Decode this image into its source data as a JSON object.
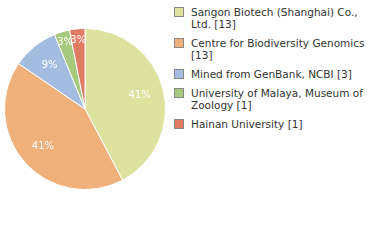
{
  "chart_data": {
    "type": "pie",
    "categories": [
      "Sangon Biotech (Shanghai) Co., Ltd. [13]",
      "Centre for Biodiversity Genomics [13]",
      "Mined from GenBank, NCBI [3]",
      "University of Malaya, Museum of Zoology [1]",
      "Hainan University [1]"
    ],
    "values": [
      41,
      41,
      9,
      3,
      3
    ],
    "value_labels": [
      "41%",
      "41%",
      "9%",
      "3%",
      "3%"
    ],
    "colors": [
      "#dde29e",
      "#f0b07a",
      "#a3bde0",
      "#a6c97d",
      "#e07c63"
    ],
    "data_labels": true,
    "legend": "right"
  }
}
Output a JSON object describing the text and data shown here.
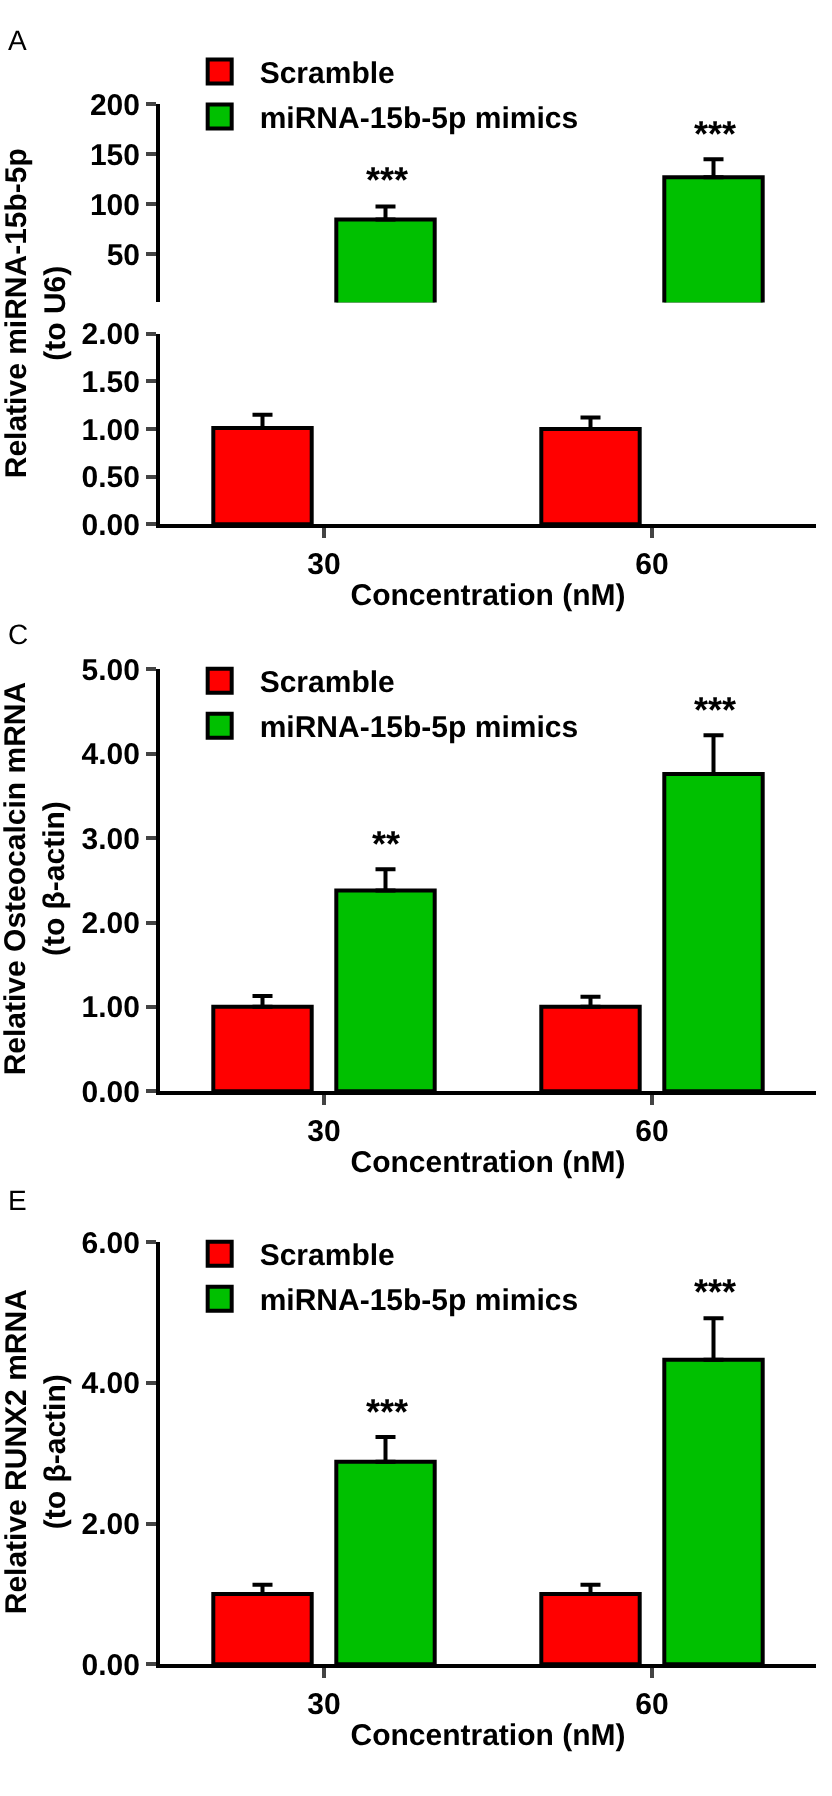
{
  "chart_data": [
    {
      "type": "bar",
      "title": "A",
      "ylabel": "Relative miRNA-15b-5p\n(to U6)",
      "categories": [
        "30",
        "60"
      ],
      "ylim": [
        2,
        200
      ],
      "yticks": [
        50,
        100,
        150,
        200
      ],
      "tick_labels": "y",
      "legend": "top left",
      "grid": false,
      "series": [
        {
          "name": "Scramble",
          "color": "#ff0000",
          "values": [
            null,
            null
          ]
        },
        {
          "name": "miRNA-15b-5p mimics",
          "color": "#00c000",
          "values": [
            85,
            127
          ],
          "errors": [
            [
              85,
              98
            ],
            [
              127,
              145
            ]
          ]
        }
      ],
      "annotations": [
        "***",
        "***"
      ]
    },
    {
      "type": "bar",
      "xlabel": "Concentration (nM)",
      "categories": [
        "30",
        "60"
      ],
      "ylim": [
        0,
        2
      ],
      "yticks": [
        {
          "value": 0,
          "label": "0.00"
        },
        {
          "value": 0.5,
          "label": "0.50"
        },
        {
          "value": 1,
          "label": "1.00"
        },
        {
          "value": 1.5,
          "label": "1.50"
        },
        {
          "value": 2,
          "label": "2.00"
        }
      ],
      "grid": false,
      "series": [
        {
          "color": "#ff0000",
          "values": [
            1.01,
            1.0
          ],
          "errors": [
            [
              1.01,
              1.15
            ],
            [
              1.0,
              1.12
            ]
          ]
        },
        {
          "color": "#00c000",
          "values": [
            null,
            null
          ]
        }
      ]
    },
    {
      "type": "bar",
      "title": "C",
      "ylabel": "Relative Osteocalcin mRNA\n(to β-actin)",
      "xlabel": "Concentration (nM)",
      "categories": [
        "30",
        "60"
      ],
      "ylim": [
        0,
        5
      ],
      "yticks": [
        {
          "value": 0,
          "label": "0.00"
        },
        {
          "value": 1,
          "label": "1.00"
        },
        {
          "value": 2,
          "label": "2.00"
        },
        {
          "value": 3,
          "label": "3.00"
        },
        {
          "value": 4,
          "label": "4.00"
        },
        {
          "value": 5,
          "label": "5.00"
        }
      ],
      "legend": "top left",
      "grid": false,
      "series": [
        {
          "name": "Scramble",
          "color": "#ff0000",
          "values": [
            1.0,
            1.0
          ],
          "errors": [
            [
              1.0,
              1.13
            ],
            [
              1.0,
              1.12
            ]
          ]
        },
        {
          "name": "miRNA-15b-5p mimics",
          "color": "#00c000",
          "values": [
            2.38,
            3.76
          ],
          "errors": [
            [
              2.38,
              2.63
            ],
            [
              3.76,
              4.22
            ]
          ]
        }
      ],
      "annotations": [
        "**",
        "***"
      ]
    },
    {
      "type": "bar",
      "title": "E",
      "ylabel": "Relative RUNX2 mRNA\n(to β-actin)",
      "xlabel": "Concentration (nM)",
      "categories": [
        "30",
        "60"
      ],
      "ylim": [
        0,
        6
      ],
      "yticks": [
        {
          "value": 0,
          "label": "0.00"
        },
        {
          "value": 2,
          "label": "2.00"
        },
        {
          "value": 4,
          "label": "4.00"
        },
        {
          "value": 6,
          "label": "6.00"
        }
      ],
      "legend": "top left",
      "grid": false,
      "series": [
        {
          "name": "Scramble",
          "color": "#ff0000",
          "values": [
            1.0,
            1.0
          ],
          "errors": [
            [
              1.0,
              1.13
            ],
            [
              1.0,
              1.13
            ]
          ]
        },
        {
          "name": "miRNA-15b-5p mimics",
          "color": "#00c000",
          "values": [
            2.88,
            4.33
          ],
          "errors": [
            [
              2.88,
              3.23
            ],
            [
              4.33,
              4.92
            ]
          ]
        }
      ],
      "annotations": [
        "***",
        "***"
      ]
    }
  ]
}
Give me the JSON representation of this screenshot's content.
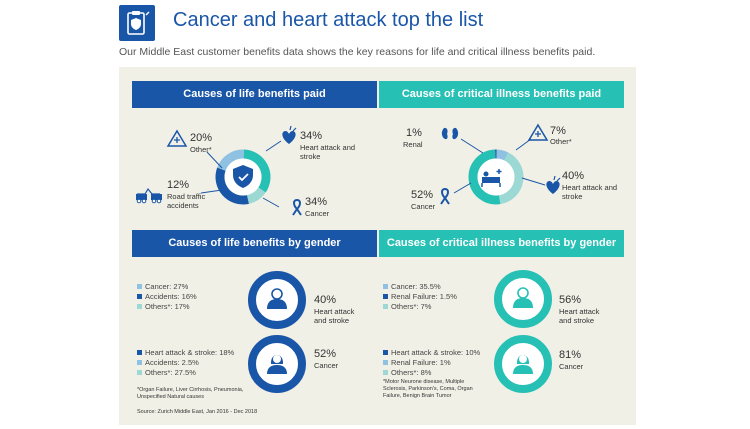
{
  "header": {
    "title": "Cancer and heart attack top the list",
    "subtitle": "Our Middle East customer benefits data shows the key reasons for life and critical illness benefits paid."
  },
  "colors": {
    "dark_blue": "#1a56a8",
    "teal": "#27c0b5",
    "light_teal": "#9dd9d4",
    "light_blue": "#8fc1e3",
    "panel_bg": "#f1f0e6"
  },
  "life_paid": {
    "title": "Causes of life benefits paid",
    "items": [
      {
        "pct": "20%",
        "label": "Other*",
        "icon": "triangle-plus-icon"
      },
      {
        "pct": "34%",
        "label": "Heart attack and stroke",
        "icon": "heart-icon"
      },
      {
        "pct": "12%",
        "label": "Road traffic accidents",
        "icon": "car-crash-icon"
      },
      {
        "pct": "34%",
        "label": "Cancer",
        "icon": "ribbon-icon"
      }
    ]
  },
  "ci_paid": {
    "title": "Causes of critical illness benefits paid",
    "items": [
      {
        "pct": "1%",
        "label": "Renal",
        "icon": "kidney-icon"
      },
      {
        "pct": "7%",
        "label": "Other*",
        "icon": "triangle-plus-icon"
      },
      {
        "pct": "40%",
        "label": "Heart attack and stroke",
        "icon": "heart-icon"
      },
      {
        "pct": "52%",
        "label": "Cancer",
        "icon": "ribbon-icon"
      }
    ]
  },
  "life_gender": {
    "title": "Causes of life benefits by gender",
    "male_legend": [
      "Cancer: 27%",
      "Accidents: 16%",
      "Others*: 17%"
    ],
    "male_pct": "40%",
    "male_label": "Heart attack and stroke",
    "female_legend": [
      "Heart attack & stroke: 18%",
      "Accidents: 2.5%",
      "Others*: 27.5%"
    ],
    "female_pct": "52%",
    "female_label": "Cancer",
    "note": "*Organ Failure, Liver Cirrhosis, Pneumonia, Unspecified Natural causes",
    "source": "Source: Zurich Middle East, Jan 2016 - Dec 2018"
  },
  "ci_gender": {
    "title": "Causes of critical illness benefits by gender",
    "male_legend": [
      "Cancer: 35.5%",
      "Renal Failure: 1.5%",
      "Others*: 7%"
    ],
    "male_pct": "56%",
    "male_label": "Heart attack and stroke",
    "female_legend": [
      "Heart attack & stroke: 10%",
      "Renal Failure: 1%",
      "Others*: 8%"
    ],
    "female_pct": "81%",
    "female_label": "Cancer",
    "note": "*Motor Neurone disease, Multiple Sclerosis, Parkinson's, Coma, Organ Failure, Benign Brain Tumor"
  },
  "chart_data": [
    {
      "type": "pie",
      "categories": [
        "Other*",
        "Heart attack and stroke",
        "Road traffic accidents",
        "Cancer"
      ],
      "values": [
        20,
        34,
        12,
        34
      ],
      "title": "Causes of life benefits paid"
    },
    {
      "type": "pie",
      "categories": [
        "Renal",
        "Other*",
        "Heart attack and stroke",
        "Cancer"
      ],
      "values": [
        1,
        7,
        40,
        52
      ],
      "title": "Causes of critical illness benefits paid"
    }
  ]
}
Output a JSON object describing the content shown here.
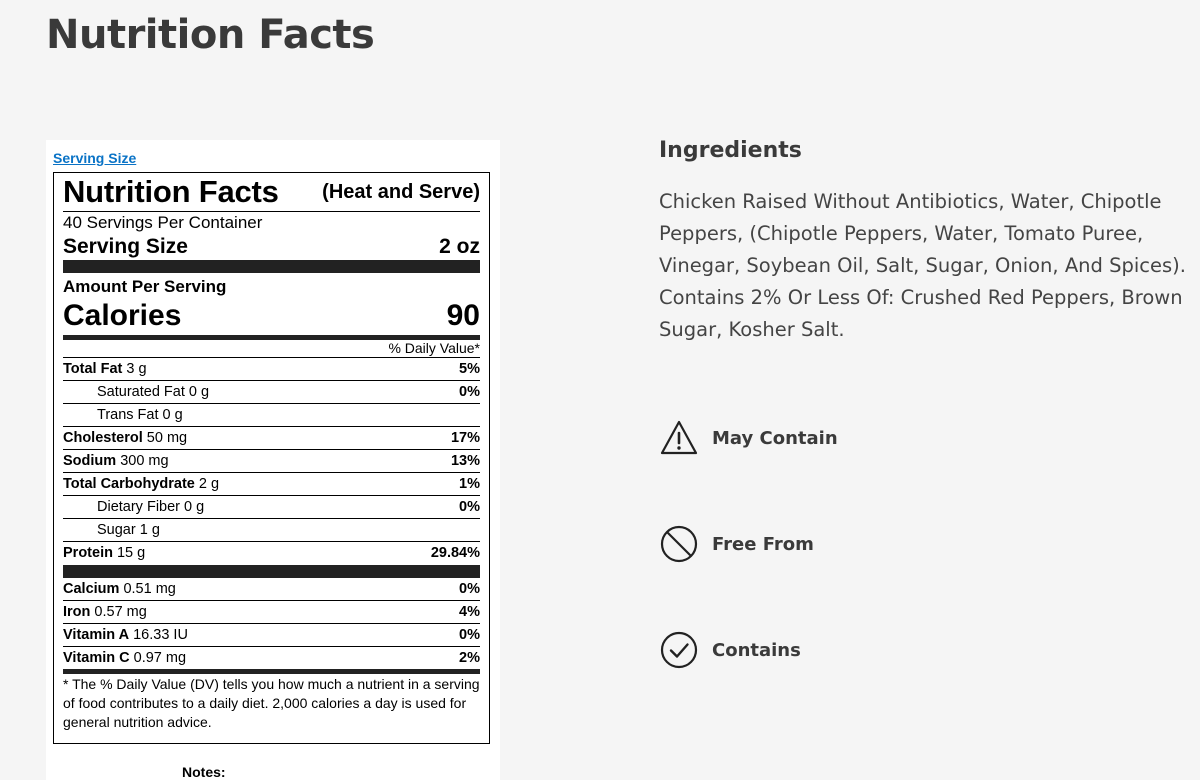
━━━━━━━━
Task to carry out:
Lines holding "note": count them across the data and reply with the number alone.

Result below:
2